→ WRITTEN TASK: Copy the records below exactly as they appear.

→ INPUT DATA:
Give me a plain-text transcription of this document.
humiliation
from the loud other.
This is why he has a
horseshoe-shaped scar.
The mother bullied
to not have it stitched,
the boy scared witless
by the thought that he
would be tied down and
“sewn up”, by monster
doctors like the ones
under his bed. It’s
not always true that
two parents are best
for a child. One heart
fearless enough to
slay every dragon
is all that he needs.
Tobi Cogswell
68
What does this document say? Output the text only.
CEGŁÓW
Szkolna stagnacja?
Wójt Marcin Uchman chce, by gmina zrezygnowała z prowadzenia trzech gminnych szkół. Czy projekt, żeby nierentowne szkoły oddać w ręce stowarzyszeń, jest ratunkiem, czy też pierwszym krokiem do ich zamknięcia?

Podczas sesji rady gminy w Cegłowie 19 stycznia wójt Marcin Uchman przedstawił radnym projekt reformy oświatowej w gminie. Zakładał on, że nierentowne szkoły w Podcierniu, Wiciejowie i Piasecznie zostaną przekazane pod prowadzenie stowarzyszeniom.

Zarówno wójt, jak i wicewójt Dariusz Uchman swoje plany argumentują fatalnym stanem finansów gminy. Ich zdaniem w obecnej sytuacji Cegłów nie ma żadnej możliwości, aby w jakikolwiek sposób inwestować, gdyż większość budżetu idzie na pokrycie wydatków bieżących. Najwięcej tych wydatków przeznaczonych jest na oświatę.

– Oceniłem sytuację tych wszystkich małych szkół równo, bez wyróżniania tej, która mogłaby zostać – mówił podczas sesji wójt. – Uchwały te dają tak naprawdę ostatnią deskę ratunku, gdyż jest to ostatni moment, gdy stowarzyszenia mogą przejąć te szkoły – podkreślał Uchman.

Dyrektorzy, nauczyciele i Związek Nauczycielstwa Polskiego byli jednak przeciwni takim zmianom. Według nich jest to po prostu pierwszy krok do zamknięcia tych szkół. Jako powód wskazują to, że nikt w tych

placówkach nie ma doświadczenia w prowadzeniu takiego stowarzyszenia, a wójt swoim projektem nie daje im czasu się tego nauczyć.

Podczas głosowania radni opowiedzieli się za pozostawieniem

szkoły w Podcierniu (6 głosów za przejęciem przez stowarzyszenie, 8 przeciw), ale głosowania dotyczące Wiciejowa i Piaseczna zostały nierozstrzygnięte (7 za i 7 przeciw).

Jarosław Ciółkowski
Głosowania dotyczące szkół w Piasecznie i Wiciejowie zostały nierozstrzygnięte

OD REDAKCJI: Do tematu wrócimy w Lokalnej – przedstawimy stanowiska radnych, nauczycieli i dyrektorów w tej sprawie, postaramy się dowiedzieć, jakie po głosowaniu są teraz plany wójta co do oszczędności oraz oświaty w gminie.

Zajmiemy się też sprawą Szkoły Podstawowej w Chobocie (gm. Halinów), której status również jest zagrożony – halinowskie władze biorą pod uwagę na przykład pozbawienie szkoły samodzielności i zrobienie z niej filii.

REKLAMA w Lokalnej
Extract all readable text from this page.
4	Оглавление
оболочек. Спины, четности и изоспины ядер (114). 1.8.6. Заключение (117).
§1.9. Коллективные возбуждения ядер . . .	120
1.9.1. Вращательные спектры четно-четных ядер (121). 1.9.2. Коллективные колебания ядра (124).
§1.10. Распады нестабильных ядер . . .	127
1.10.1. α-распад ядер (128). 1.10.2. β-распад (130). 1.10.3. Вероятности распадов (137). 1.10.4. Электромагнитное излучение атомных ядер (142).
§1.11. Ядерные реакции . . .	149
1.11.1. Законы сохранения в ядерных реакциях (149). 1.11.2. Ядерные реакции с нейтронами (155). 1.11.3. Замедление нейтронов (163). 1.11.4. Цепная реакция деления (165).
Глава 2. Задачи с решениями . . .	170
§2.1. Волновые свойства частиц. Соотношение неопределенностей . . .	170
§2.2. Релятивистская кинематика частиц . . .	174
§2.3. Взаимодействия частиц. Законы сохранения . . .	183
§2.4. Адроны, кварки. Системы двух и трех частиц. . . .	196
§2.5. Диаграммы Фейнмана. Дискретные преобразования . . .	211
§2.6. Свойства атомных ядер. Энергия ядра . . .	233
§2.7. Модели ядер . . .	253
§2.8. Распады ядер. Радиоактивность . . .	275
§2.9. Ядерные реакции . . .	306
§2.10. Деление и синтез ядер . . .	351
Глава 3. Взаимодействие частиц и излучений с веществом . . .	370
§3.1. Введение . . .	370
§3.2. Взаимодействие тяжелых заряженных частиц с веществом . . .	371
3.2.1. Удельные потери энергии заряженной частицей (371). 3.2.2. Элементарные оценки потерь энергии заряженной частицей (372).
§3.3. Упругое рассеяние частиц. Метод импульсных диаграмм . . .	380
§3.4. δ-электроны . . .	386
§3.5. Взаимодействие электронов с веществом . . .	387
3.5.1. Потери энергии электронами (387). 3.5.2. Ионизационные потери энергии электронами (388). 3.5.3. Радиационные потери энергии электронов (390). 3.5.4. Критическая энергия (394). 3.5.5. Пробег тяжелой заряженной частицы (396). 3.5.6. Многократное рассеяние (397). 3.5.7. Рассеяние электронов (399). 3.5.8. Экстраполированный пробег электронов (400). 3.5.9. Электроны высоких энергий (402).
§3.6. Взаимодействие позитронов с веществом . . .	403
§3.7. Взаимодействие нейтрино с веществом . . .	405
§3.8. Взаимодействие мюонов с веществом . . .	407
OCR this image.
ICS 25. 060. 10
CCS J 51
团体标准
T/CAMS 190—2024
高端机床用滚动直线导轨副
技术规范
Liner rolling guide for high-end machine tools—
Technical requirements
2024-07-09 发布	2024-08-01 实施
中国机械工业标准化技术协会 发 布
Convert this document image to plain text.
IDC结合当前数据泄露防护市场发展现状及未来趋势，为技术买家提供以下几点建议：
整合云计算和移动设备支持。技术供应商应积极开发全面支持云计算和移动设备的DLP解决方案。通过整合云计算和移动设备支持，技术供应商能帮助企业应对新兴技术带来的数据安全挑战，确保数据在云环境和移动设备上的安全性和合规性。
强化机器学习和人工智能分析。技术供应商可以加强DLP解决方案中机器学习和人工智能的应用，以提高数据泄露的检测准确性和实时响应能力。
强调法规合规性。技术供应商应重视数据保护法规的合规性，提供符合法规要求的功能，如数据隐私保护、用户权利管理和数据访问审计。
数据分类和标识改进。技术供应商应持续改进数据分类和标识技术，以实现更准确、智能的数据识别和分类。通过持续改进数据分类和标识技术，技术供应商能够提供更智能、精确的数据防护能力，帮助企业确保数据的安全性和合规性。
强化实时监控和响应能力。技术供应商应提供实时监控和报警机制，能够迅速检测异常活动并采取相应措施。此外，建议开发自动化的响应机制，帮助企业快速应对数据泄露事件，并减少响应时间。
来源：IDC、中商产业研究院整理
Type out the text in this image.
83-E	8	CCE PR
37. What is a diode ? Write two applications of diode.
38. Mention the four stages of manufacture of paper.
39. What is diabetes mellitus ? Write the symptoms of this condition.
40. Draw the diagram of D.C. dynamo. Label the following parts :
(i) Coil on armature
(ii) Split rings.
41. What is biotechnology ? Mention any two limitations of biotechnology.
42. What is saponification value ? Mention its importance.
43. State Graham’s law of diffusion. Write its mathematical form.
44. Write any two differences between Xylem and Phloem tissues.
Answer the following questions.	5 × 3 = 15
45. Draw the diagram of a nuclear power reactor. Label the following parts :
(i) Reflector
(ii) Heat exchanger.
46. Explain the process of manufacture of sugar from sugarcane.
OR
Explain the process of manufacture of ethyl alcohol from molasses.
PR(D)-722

→ RIGHT ANSWER:
Give me a plain-text transcription of this document.
humiliation
from the loud other.
This is why he has a
horseshoe-shaped scar.
The mother bullied
to not have it stitched,
the boy scared witless
by the thought that he
would be tied down and
“sewn up”, by monster
doctors like the ones
under his bed. It’s
not always true that
two parents are best
for a child. One heart
fearless enough to
slay every dragon
is all that he needs.
Tobi Cogswell
68
What does this document say? Output the text only.
CEGŁÓW
Szkolna stagnacja?
Wójt Marcin Uchman chce, by gmina zrezygnowała z prowadzenia trzech gminnych szkół. Czy projekt, żeby nierentowne szkoły oddać w ręce stowarzyszeń, jest ratunkiem, czy też pierwszym krokiem do ich zamknięcia?

Podczas sesji rady gminy w Cegłowie 19 stycznia wójt Marcin Uchman przedstawił radnym projekt reformy oświatowej w gminie. Zakładał on, że nierentowne szkoły w Podcierniu, Wiciejowie i Piasecznie zostaną przekazane pod prowadzenie stowarzyszeniom.

Zarówno wójt, jak i wicewójt Dariusz Uchman swoje plany argumentują fatalnym stanem finansów gminy. Ich zdaniem w obecnej sytuacji Cegłów nie ma żadnej możliwości, aby w jakikolwiek sposób inwestować, gdyż większość budżetu idzie na pokrycie wydatków bieżących. Najwięcej tych wydatków przeznaczonych jest na oświatę.

– Oceniłem sytuację tych wszystkich małych szkół równo, bez wyróżniania tej, która mogłaby zostać – mówił podczas sesji wójt. – Uchwały te dają tak naprawdę ostatnią deskę ratunku, gdyż jest to ostatni moment, gdy stowarzyszenia mogą przejąć te szkoły – podkreślał Uchman.

Dyrektorzy, nauczyciele i Związek Nauczycielstwa Polskiego byli jednak przeciwni takim zmianom. Według nich jest to po prostu pierwszy krok do zamknięcia tych szkół. Jako powód wskazują to, że nikt w tych

placówkach nie ma doświadczenia w prowadzeniu takiego stowarzyszenia, a wójt swoim projektem nie daje im czasu się tego nauczyć.

Podczas głosowania radni opowiedzieli się za pozostawieniem

szkoły w Podcierniu (6 głosów za przejęciem przez stowarzyszenie, 8 przeciw), ale głosowania dotyczące Wiciejowa i Piaseczna zostały nierozstrzygnięte (7 za i 7 przeciw).

Jarosław Ciółkowski
Głosowania dotyczące szkół w Piasecznie i Wiciejowie zostały nierozstrzygnięte

OD REDAKCJI: Do tematu wrócimy w Lokalnej – przedstawimy stanowiska radnych, nauczycieli i dyrektorów w tej sprawie, postaramy się dowiedzieć, jakie po głosowaniu są teraz plany wójta co do oszczędności oraz oświaty w gminie.

Zajmiemy się też sprawą Szkoły Podstawowej w Chobocie (gm. Halinów), której status również jest zagrożony – halinowskie władze biorą pod uwagę na przykład pozbawienie szkoły samodzielności i zrobienie z niej filii.

REKLAMA w Lokalnej
Extract all readable text from this page.
4	Оглавление
оболочек. Спины, четности и изоспины ядер (114). 1.8.6. Заключение (117).
§1.9. Коллективные возбуждения ядер . . .	120
1.9.1. Вращательные спектры четно-четных ядер (121). 1.9.2. Коллективные колебания ядра (124).
§1.10. Распады нестабильных ядер . . .	127
1.10.1. α-распад ядер (128). 1.10.2. β-распад (130). 1.10.3. Вероятности распадов (137). 1.10.4. Электромагнитное излучение атомных ядер (142).
§1.11. Ядерные реакции . . .	149
1.11.1. Законы сохранения в ядерных реакциях (149). 1.11.2. Ядерные реакции с нейтронами (155). 1.11.3. Замедление нейтронов (163). 1.11.4. Цепная реакция деления (165).
Глава 2. Задачи с решениями . . .	170
§2.1. Волновые свойства частиц. Соотношение неопределенностей . . .	170
§2.2. Релятивистская кинематика частиц . . .	174
§2.3. Взаимодействия частиц. Законы сохранения . . .	183
§2.4. Адроны, кварки. Системы двух и трех частиц. . . .	196
§2.5. Диаграммы Фейнмана. Дискретные преобразования . . .	211
§2.6. Свойства атомных ядер. Энергия ядра . . .	233
§2.7. Модели ядер . . .	253
§2.8. Распады ядер. Радиоактивность . . .	275
§2.9. Ядерные реакции . . .	306
§2.10. Деление и синтез ядер . . .	351
Глава 3. Взаимодействие частиц и излучений с веществом . . .	370
§3.1. Введение . . .	370
§3.2. Взаимодействие тяжелых заряженных частиц с веществом . . .	371
3.2.1. Удельные потери энергии заряженной частицей (371). 3.2.2. Элементарные оценки потерь энергии заряженной частицей (372).
§3.3. Упругое рассеяние частиц. Метод импульсных диаграмм . . .	380
§3.4. δ-электроны . . .	386
§3.5. Взаимодействие электронов с веществом . . .	387
3.5.1. Потери энергии электронами (387). 3.5.2. Ионизационные потери энергии электронами (388). 3.5.3. Радиационные потери энергии электронов (390). 3.5.4. Критическая энергия (394). 3.5.5. Пробег тяжелой заряженной частицы (396). 3.5.6. Многократное рассеяние (397). 3.5.7. Рассеяние электронов (399). 3.5.8. Экстраполированный пробег электронов (400). 3.5.9. Электроны высоких энергий (402).
§3.6. Взаимодействие позитронов с веществом . . .	403
§3.7. Взаимодействие нейтрино с веществом . . .	405
§3.8. Взаимодействие мюонов с веществом . . .	407
OCR this image.
ICS 25. 060. 10
CCS J 51
团体标准
T/CAMS 190—2024
高端机床用滚动直线导轨副
技术规范
Liner rolling guide for high-end machine tools—
Technical requirements
2024-07-09 发布	2024-08-01 实施
中国机械工业标准化技术协会 发 布
Convert this document image to plain text.
IDC结合当前数据泄露防护市场发展现状及未来趋势，为技术买家提供以下几点建议：
整合云计算和移动设备支持。技术供应商应积极开发全面支持云计算和移动设备的DLP解决方案。通过整合云计算和移动设备支持，技术供应商能帮助企业应对新兴技术带来的数据安全挑战，确保数据在云环境和移动设备上的安全性和合规性。
强化机器学习和人工智能分析。技术供应商可以加强DLP解决方案中机器学习和人工智能的应用，以提高数据泄露的检测准确性和实时响应能力。
强调法规合规性。技术供应商应重视数据保护法规的合规性，提供符合法规要求的功能，如数据隐私保护、用户权利管理和数据访问审计。
数据分类和标识改进。技术供应商应持续改进数据分类和标识技术，以实现更准确、智能的数据识别和分类。通过持续改进数据分类和标识技术，技术供应商能够提供更智能、精确的数据防护能力，帮助企业确保数据的安全性和合规性。
强化实时监控和响应能力。技术供应商应提供实时监控和报警机制，能够迅速检测异常活动并采取相应措施。此外，建议开发自动化的响应机制，帮助企业快速应对数据泄露事件，并减少响应时间。
来源：IDC、中商产业研究院整理
Type out the text in this image.
83-E	8	CCE PR
37. What is a diode ? Write two applications of diode.
38. Mention the four stages of manufacture of paper.
39. What is diabetes mellitus ? Write the symptoms of this condition.
40. Draw the diagram of D.C. dynamo. Label the following parts :
(i) Coil on armature
(ii) Split rings.
41. What is biotechnology ? Mention any two limitations of biotechnology.
42. What is saponification value ? Mention its importance.
43. State Graham’s law of diffusion. Write its mathematical form.
44. Write any two differences between Xylem and Phloem tissues.
Answer the following questions.	5 × 3 = 15
45. Draw the diagram of a nuclear power reactor. Label the following parts :
(i) Reflector
(ii) Heat exchanger.
46. Explain the process of manufacture of sugar from sugarcane.
OR
Explain the process of manufacture of ethyl alcohol from molasses.
PR(D)-722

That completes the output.